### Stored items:
........

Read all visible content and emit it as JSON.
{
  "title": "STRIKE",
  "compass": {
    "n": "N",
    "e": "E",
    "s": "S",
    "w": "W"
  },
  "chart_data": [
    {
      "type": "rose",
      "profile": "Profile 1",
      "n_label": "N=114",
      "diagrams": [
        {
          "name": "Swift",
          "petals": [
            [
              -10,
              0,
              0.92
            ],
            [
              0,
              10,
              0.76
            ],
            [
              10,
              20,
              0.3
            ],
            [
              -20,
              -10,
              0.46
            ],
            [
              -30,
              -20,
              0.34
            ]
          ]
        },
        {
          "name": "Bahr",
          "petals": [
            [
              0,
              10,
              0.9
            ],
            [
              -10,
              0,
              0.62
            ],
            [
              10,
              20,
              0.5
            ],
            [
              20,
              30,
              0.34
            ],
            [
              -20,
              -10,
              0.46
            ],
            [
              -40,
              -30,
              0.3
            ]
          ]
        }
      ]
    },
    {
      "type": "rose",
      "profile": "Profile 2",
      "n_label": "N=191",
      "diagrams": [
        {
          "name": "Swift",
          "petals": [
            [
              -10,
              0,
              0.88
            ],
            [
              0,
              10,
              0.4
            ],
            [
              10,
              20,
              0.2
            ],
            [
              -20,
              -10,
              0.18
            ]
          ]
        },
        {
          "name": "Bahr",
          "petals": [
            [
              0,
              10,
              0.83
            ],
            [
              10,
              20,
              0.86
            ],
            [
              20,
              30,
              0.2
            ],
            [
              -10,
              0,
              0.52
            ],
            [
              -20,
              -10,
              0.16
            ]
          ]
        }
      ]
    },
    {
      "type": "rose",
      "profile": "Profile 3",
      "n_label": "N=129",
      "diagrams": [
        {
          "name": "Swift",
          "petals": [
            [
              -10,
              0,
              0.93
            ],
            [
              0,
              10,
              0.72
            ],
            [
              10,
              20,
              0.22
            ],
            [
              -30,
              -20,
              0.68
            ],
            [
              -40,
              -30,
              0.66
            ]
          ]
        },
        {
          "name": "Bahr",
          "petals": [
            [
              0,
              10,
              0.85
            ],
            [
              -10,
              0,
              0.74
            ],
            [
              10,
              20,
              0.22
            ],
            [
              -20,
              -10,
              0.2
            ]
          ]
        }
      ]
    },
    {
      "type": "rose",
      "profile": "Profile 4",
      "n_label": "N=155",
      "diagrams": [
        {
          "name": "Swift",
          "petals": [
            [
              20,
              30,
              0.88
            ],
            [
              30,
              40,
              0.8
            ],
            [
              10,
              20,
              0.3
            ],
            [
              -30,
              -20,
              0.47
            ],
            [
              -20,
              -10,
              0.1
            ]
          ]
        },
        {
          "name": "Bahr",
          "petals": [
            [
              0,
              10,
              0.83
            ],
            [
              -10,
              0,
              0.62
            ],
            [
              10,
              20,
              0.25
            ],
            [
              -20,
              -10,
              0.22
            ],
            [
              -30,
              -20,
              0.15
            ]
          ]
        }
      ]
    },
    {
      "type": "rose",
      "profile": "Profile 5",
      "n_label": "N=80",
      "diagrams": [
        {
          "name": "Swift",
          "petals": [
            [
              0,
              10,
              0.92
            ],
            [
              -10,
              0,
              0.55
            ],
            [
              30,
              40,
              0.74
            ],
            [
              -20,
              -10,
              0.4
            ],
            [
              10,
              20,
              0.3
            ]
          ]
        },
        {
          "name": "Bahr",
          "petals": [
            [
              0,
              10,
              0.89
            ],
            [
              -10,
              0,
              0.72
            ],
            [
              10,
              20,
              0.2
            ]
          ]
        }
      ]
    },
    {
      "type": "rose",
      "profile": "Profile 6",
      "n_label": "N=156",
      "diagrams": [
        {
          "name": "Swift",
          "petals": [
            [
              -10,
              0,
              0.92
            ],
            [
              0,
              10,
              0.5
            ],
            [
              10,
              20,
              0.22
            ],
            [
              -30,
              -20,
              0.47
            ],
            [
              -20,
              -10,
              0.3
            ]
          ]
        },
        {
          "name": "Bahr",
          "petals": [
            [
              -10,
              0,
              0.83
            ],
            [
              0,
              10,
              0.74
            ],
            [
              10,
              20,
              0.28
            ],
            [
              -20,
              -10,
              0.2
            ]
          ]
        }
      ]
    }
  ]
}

........

### REQUIREMENT:
Copy out each line above, character for character.

### CORRECT RESULT:
Read all visible content and emit it as JSON.
{
  "title": "STRIKE",
  "compass": {
    "n": "N",
    "e": "E",
    "s": "S",
    "w": "W"
  },
  "chart_data": [
    {
      "type": "rose",
      "profile": "Profile 1",
      "n_label": "N=114",
      "diagrams": [
        {
          "name": "Swift",
          "petals": [
            [
              -10,
              0,
              0.92
            ],
            [
              0,
              10,
              0.76
            ],
            [
              10,
              20,
              0.3
            ],
            [
              -20,
              -10,
              0.46
            ],
            [
              -30,
              -20,
              0.34
            ]
          ]
        },
        {
          "name": "Bahr",
          "petals": [
            [
              0,
              10,
              0.9
            ],
            [
              -10,
              0,
              0.62
            ],
            [
              10,
              20,
              0.5
            ],
            [
              20,
              30,
              0.34
            ],
            [
              -20,
              -10,
              0.46
            ],
            [
              -40,
              -30,
              0.3
            ]
          ]
        }
      ]
    },
    {
      "type": "rose",
      "profile": "Profile 2",
      "n_label": "N=191",
      "diagrams": [
        {
          "name": "Swift",
          "petals": [
            [
              -10,
              0,
              0.88
            ],
            [
              0,
              10,
              0.4
            ],
            [
              10,
              20,
              0.2
            ],
            [
              -20,
              -10,
              0.18
            ]
          ]
        },
        {
          "name": "Bahr",
          "petals": [
            [
              0,
              10,
              0.83
            ],
            [
              10,
              20,
              0.86
            ],
            [
              20,
              30,
              0.2
            ],
            [
              -10,
              0,
              0.52
            ],
            [
              -20,
              -10,
              0.16
            ]
          ]
        }
      ]
    },
    {
      "type": "rose",
      "profile": "Profile 3",
      "n_label": "N=129",
      "diagrams": [
        {
          "name": "Swift",
          "petals": [
            [
              -10,
              0,
              0.93
            ],
            [
              0,
              10,
              0.72
            ],
            [
              10,
              20,
              0.22
            ],
            [
              -30,
              -20,
              0.68
            ],
            [
              -40,
              -30,
              0.66
            ]
          ]
        },
        {
          "name": "Bahr",
          "petals": [
            [
              0,
              10,
              0.85
            ],
            [
              -10,
              0,
              0.74
            ],
            [
              10,
              20,
              0.22
            ],
            [
              -20,
              -10,
              0.2
            ]
          ]
        }
      ]
    },
    {
      "type": "rose",
      "profile": "Profile 4",
      "n_label": "N=155",
      "diagrams": [
        {
          "name": "Swift",
          "petals": [
            [
              20,
              30,
              0.88
            ],
            [
              30,
              40,
              0.8
            ],
            [
              10,
              20,
              0.3
            ],
            [
              -30,
              -20,
              0.47
            ],
            [
              -20,
              -10,
              0.1
            ]
          ]
        },
        {
          "name": "Bahr",
          "petals": [
            [
              0,
              10,
              0.83
            ],
            [
              -10,
              0,
              0.62
            ],
            [
              10,
              20,
              0.25
            ],
            [
              -20,
              -10,
              0.22
            ],
            [
              -30,
              -20,
              0.15
            ]
          ]
        }
      ]
    },
    {
      "type": "rose",
      "profile": "Profile 5",
      "n_label": "N=80",
      "diagrams": [
        {
          "name": "Swift",
          "petals": [
            [
              0,
              10,
              0.92
            ],
            [
              -10,
              0,
              0.55
            ],
            [
              30,
              40,
              0.74
            ],
            [
              -20,
              -10,
              0.4
            ],
            [
              10,
              20,
              0.3
            ]
          ]
        },
        {
          "name": "Bahr",
          "petals": [
            [
              0,
              10,
              0.89
            ],
            [
              -10,
              0,
              0.72
            ],
            [
              10,
              20,
              0.2
            ]
          ]
        }
      ]
    },
    {
      "type": "rose",
      "profile": "Profile 6",
      "n_label": "N=156",
      "diagrams": [
        {
          "name": "Swift",
          "petals": [
            [
              -10,
              0,
              0.92
            ],
            [
              0,
              10,
              0.5
            ],
            [
              10,
              20,
              0.22
            ],
            [
              -30,
              -20,
              0.47
            ],
            [
              -20,
              -10,
              0.3
            ]
          ]
        },
        {
          "name": "Bahr",
          "petals": [
            [
              -10,
              0,
              0.83
            ],
            [
              0,
              10,
              0.74
            ],
            [
              10,
              20,
              0.28
            ],
            [
              -20,
              -10,
              0.2
            ]
          ]
        }
      ]
    }
  ]
}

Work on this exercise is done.